=== FRAGMENTO SELECCIONADO ===

Algo similar pasa con el colectivo LGTBI, pues históricamente esta comunidad ha sido marcada por la marginalidad. Cuando la teoría queer afirma que “todos los deseos sexuales humanos son igualmente singulares” invisibiliza toda esa historia de discriminación y lucha por la inclusión que han tenido estas personas.
Es de esta manera que la teoría queer, otro producto más de la posmodernidad, impone sus propios límites, mostrando una vez más el carácter ambiguo (o quizás funcional al capital) de la posmodernidad. Un movimiento lleno de potencialidades en la forma, pero tan limitado en el contenido.
Tal vez pueda argumentarse que, al menos el posmodernismo ha logrado poner en la agenda política las cuestiones étnicas y de género y sexo, pero ha dejado fuera de discusión conceptos aún más fundamentales, y que de cierta manera engloban a éstas, como las clases sociales, las formaciones económico-sociales y las luchas que se derivan precisamente de las desigualdades inherentes a estas. Para Eagleton, por ejemplo, estos nuevos temas en la agenda política no son más que sustituciones, que terminan debilitando el discurso de fondo, es decir, al enfocar la discusión en aspectos absolutamente superestructurales, se pierde de vista la discusión de todo lo que subyace a estos:
Nadie que haya pasado por el débil concepto de ´clasismo´, que parece no haber podido sentirse superior al pueblo, o quien haya observado los lamentables efectos en algunos debates posmodernos acerca del género o del neocolonialismo de su ignorancia de la estructura de clases y de las condiciones materiales, puede subestimar por un momento las desastrosas pérdidas políticas en juego. (Eagleton, 1997, pp. 46)

=== INFORMACIÓN PROPORCIONADA ===

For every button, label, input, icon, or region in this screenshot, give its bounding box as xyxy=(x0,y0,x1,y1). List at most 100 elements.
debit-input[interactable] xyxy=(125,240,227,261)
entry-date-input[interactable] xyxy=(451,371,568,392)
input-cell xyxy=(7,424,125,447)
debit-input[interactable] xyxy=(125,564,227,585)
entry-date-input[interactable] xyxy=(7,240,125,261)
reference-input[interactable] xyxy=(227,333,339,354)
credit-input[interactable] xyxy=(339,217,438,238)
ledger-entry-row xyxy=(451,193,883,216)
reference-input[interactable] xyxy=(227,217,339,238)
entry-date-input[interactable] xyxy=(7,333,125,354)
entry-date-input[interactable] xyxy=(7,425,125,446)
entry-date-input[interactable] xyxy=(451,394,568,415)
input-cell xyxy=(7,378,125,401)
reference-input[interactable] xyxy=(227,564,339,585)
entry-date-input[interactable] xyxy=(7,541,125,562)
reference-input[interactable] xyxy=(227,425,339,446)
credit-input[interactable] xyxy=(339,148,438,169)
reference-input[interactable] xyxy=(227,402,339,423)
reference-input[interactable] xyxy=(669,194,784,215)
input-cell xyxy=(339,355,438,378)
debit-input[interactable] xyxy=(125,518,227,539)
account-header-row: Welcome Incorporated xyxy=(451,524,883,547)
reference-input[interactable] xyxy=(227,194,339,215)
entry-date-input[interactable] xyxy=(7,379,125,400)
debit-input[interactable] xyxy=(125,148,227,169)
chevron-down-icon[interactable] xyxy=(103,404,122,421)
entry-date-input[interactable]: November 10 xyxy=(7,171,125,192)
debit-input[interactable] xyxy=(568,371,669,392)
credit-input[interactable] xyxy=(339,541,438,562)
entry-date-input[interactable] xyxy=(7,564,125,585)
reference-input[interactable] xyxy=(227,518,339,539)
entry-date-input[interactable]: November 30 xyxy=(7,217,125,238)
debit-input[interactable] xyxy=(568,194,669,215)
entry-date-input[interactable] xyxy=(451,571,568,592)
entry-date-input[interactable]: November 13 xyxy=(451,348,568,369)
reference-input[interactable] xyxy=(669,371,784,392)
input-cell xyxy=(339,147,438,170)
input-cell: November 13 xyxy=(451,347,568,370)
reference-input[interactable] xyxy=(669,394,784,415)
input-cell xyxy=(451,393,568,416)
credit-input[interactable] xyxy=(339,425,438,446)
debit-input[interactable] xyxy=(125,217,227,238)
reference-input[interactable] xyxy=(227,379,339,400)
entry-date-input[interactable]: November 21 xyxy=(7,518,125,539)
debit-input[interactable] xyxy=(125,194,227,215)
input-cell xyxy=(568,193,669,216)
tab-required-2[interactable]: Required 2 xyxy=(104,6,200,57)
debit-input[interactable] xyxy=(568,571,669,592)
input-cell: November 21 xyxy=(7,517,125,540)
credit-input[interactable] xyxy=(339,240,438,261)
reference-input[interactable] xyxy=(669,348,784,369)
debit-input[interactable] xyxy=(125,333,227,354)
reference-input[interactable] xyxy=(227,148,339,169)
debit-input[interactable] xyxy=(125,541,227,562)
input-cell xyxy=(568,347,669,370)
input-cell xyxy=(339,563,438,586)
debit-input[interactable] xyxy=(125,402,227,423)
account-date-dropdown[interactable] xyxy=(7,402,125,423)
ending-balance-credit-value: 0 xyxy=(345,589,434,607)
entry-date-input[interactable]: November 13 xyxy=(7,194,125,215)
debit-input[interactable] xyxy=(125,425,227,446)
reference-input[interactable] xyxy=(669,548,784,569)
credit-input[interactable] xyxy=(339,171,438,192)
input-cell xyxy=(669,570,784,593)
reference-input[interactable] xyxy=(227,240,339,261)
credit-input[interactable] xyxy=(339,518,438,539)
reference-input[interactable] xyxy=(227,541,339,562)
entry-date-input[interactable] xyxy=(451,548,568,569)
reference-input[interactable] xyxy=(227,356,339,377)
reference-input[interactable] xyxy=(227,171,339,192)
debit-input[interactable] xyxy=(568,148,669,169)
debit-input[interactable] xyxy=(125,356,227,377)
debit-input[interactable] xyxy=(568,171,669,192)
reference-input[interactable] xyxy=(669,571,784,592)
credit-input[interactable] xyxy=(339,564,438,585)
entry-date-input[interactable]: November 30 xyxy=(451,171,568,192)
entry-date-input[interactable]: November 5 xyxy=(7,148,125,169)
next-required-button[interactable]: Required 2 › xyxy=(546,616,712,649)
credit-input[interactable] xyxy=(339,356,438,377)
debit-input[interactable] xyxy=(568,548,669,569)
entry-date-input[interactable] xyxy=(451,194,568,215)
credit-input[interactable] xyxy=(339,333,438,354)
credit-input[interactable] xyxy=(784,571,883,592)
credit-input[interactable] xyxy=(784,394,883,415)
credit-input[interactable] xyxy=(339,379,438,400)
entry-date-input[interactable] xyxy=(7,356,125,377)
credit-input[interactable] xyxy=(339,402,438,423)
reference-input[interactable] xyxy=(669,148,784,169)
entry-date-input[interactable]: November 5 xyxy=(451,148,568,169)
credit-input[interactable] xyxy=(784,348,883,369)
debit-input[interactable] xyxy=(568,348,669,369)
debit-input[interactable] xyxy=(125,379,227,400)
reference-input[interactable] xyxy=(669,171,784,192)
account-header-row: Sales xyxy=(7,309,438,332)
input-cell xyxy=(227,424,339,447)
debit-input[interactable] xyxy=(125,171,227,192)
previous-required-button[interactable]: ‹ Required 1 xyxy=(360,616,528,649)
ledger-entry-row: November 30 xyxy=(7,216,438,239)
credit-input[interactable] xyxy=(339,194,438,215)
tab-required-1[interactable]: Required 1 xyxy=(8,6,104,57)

===

• PREGUNTAS
(A) ¿Cómo se traduce al inglés esta oración del fragmento seleccionado: "Algo similar pasa con el colectivo LGTBI, pues históricamente esta comunidad ha sido marcada por la marginalidad."?
(B) ¿Concuerdan con el fragmento seleccionado estas afirmaciones? (i) La teoría queer es un producto de la posmodernidad. (ii) Para Eagleton, los nuevos temas de la agenda política fortalecen el discurso de fondo. (iii) El posmodernismo ha llevado a la discusión las clases sociales. Responda sí o no a cada una y cite las palabras del fragmento que lo deciden.
(C) Según el fragmento seleccionado, ¿qué conceptos más fundamentales ha dejado fuera de discusión el posmodernismo? Enumérelos todos.

• RESPUESTAS DEL EJERCICIO
(A) Something similar happens with the LGTBI group, since this community has historically been marked by marginality.

(B)
(i) Sí: "la teoría queer, otro producto más de la posmodernidad".
(ii) No: "no son más que sustituciones, que terminan debilitando el discurso de fondo".
(iii) No: "ha dejado fuera de discusión conceptos aún más fundamentales, y que de cierta manera engloban a éstas, como las clases sociales".

(C)
- Las clases sociales
- Las formaciones económico-sociales
- Las luchas que se derivan precisamente de las desigualdades inherentes a estas